start Raw data
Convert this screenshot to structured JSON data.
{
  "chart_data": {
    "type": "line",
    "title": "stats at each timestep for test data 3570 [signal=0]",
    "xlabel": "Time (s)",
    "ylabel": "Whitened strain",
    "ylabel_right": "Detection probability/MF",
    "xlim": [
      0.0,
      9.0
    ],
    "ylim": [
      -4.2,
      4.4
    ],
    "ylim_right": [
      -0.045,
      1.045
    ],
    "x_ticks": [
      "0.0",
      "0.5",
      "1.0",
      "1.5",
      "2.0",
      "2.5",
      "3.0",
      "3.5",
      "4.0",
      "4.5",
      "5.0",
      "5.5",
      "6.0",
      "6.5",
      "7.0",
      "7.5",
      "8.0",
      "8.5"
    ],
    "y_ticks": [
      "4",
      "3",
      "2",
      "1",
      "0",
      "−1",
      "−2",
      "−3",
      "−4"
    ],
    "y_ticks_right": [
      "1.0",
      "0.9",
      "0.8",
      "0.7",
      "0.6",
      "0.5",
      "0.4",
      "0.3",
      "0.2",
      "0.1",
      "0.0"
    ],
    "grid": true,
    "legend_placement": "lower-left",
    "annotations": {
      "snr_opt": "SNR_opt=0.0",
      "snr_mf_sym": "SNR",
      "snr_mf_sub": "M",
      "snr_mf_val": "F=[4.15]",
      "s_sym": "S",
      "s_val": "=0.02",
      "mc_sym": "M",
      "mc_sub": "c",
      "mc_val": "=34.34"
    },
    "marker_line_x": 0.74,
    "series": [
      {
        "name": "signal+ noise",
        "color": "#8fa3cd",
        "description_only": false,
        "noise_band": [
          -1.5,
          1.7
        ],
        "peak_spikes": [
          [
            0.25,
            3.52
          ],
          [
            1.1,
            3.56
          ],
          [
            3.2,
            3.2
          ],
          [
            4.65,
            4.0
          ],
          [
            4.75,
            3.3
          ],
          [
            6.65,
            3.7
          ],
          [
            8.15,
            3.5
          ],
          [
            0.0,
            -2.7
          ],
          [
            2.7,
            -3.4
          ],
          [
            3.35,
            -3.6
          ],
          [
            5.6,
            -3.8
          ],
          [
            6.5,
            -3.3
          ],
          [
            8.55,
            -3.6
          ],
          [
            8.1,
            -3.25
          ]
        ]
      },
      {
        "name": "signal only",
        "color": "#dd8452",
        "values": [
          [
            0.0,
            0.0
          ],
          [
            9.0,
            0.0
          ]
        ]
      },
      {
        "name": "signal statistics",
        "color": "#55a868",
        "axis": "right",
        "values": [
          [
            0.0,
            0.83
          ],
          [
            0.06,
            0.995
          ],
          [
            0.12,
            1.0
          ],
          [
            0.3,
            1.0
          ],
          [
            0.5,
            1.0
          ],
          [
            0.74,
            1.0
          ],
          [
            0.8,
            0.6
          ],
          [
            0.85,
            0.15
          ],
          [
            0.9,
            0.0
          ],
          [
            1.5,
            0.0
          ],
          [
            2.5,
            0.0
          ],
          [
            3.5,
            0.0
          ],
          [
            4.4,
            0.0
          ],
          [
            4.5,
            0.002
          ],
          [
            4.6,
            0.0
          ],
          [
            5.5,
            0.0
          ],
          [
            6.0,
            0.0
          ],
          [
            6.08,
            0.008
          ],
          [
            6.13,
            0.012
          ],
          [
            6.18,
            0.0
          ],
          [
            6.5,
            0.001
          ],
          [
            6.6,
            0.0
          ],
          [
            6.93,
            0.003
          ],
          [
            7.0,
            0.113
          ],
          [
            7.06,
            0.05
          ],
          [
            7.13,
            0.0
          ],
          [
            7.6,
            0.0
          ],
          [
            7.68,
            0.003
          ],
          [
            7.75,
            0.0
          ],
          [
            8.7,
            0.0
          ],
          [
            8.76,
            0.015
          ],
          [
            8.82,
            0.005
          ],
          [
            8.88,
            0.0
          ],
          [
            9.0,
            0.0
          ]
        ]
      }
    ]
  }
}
end Raw data
Every entry should be printed again exactly as written.

Convert this screenshot to structured JSON data.
{
  "chart_data": {
    "type": "line",
    "title": "stats at each timestep for test data 3570 [signal=0]",
    "xlabel": "Time (s)",
    "ylabel": "Whitened strain",
    "ylabel_right": "Detection probability/MF",
    "xlim": [
      0.0,
      9.0
    ],
    "ylim": [
      -4.2,
      4.4
    ],
    "ylim_right": [
      -0.045,
      1.045
    ],
    "x_ticks": [
      "0.0",
      "0.5",
      "1.0",
      "1.5",
      "2.0",
      "2.5",
      "3.0",
      "3.5",
      "4.0",
      "4.5",
      "5.0",
      "5.5",
      "6.0",
      "6.5",
      "7.0",
      "7.5",
      "8.0",
      "8.5"
    ],
    "y_ticks": [
      "4",
      "3",
      "2",
      "1",
      "0",
      "−1",
      "−2",
      "−3",
      "−4"
    ],
    "y_ticks_right": [
      "1.0",
      "0.9",
      "0.8",
      "0.7",
      "0.6",
      "0.5",
      "0.4",
      "0.3",
      "0.2",
      "0.1",
      "0.0"
    ],
    "grid": true,
    "legend_placement": "lower-left",
    "annotations": {
      "snr_opt": "SNR_opt=0.0",
      "snr_mf_sym": "SNR",
      "snr_mf_sub": "M",
      "snr_mf_val": "F=[4.15]",
      "s_sym": "S",
      "s_val": "=0.02",
      "mc_sym": "M",
      "mc_sub": "c",
      "mc_val": "=34.34"
    },
    "marker_line_x": 0.74,
    "series": [
      {
        "name": "signal+ noise",
        "color": "#8fa3cd",
        "description_only": false,
        "noise_band": [
          -1.5,
          1.7
        ],
        "peak_spikes": [
          [
            0.25,
            3.52
          ],
          [
            1.1,
            3.56
          ],
          [
            3.2,
            3.2
          ],
          [
            4.65,
            4.0
          ],
          [
            4.75,
            3.3
          ],
          [
            6.65,
            3.7
          ],
          [
            8.15,
            3.5
          ],
          [
            0.0,
            -2.7
          ],
          [
            2.7,
            -3.4
          ],
          [
            3.35,
            -3.6
          ],
          [
            5.6,
            -3.8
          ],
          [
            6.5,
            -3.3
          ],
          [
            8.55,
            -3.6
          ],
          [
            8.1,
            -3.25
          ]
        ]
      },
      {
        "name": "signal only",
        "color": "#dd8452",
        "values": [
          [
            0.0,
            0.0
          ],
          [
            9.0,
            0.0
          ]
        ]
      },
      {
        "name": "signal statistics",
        "color": "#55a868",
        "axis": "right",
        "values": [
          [
            0.0,
            0.83
          ],
          [
            0.06,
            0.995
          ],
          [
            0.12,
            1.0
          ],
          [
            0.3,
            1.0
          ],
          [
            0.5,
            1.0
          ],
          [
            0.74,
            1.0
          ],
          [
            0.8,
            0.6
          ],
          [
            0.85,
            0.15
          ],
          [
            0.9,
            0.0
          ],
          [
            1.5,
            0.0
          ],
          [
            2.5,
            0.0
          ],
          [
            3.5,
            0.0
          ],
          [
            4.4,
            0.0
          ],
          [
            4.5,
            0.002
          ],
          [
            4.6,
            0.0
          ],
          [
            5.5,
            0.0
          ],
          [
            6.0,
            0.0
          ],
          [
            6.08,
            0.008
          ],
          [
            6.13,
            0.012
          ],
          [
            6.18,
            0.0
          ],
          [
            6.5,
            0.001
          ],
          [
            6.6,
            0.0
          ],
          [
            6.93,
            0.003
          ],
          [
            7.0,
            0.113
          ],
          [
            7.06,
            0.05
          ],
          [
            7.13,
            0.0
          ],
          [
            7.6,
            0.0
          ],
          [
            7.68,
            0.003
          ],
          [
            7.75,
            0.0
          ],
          [
            8.7,
            0.0
          ],
          [
            8.76,
            0.015
          ],
          [
            8.82,
            0.005
          ],
          [
            8.88,
            0.0
          ],
          [
            9.0,
            0.0
          ]
        ]
      }
    ]
  }
}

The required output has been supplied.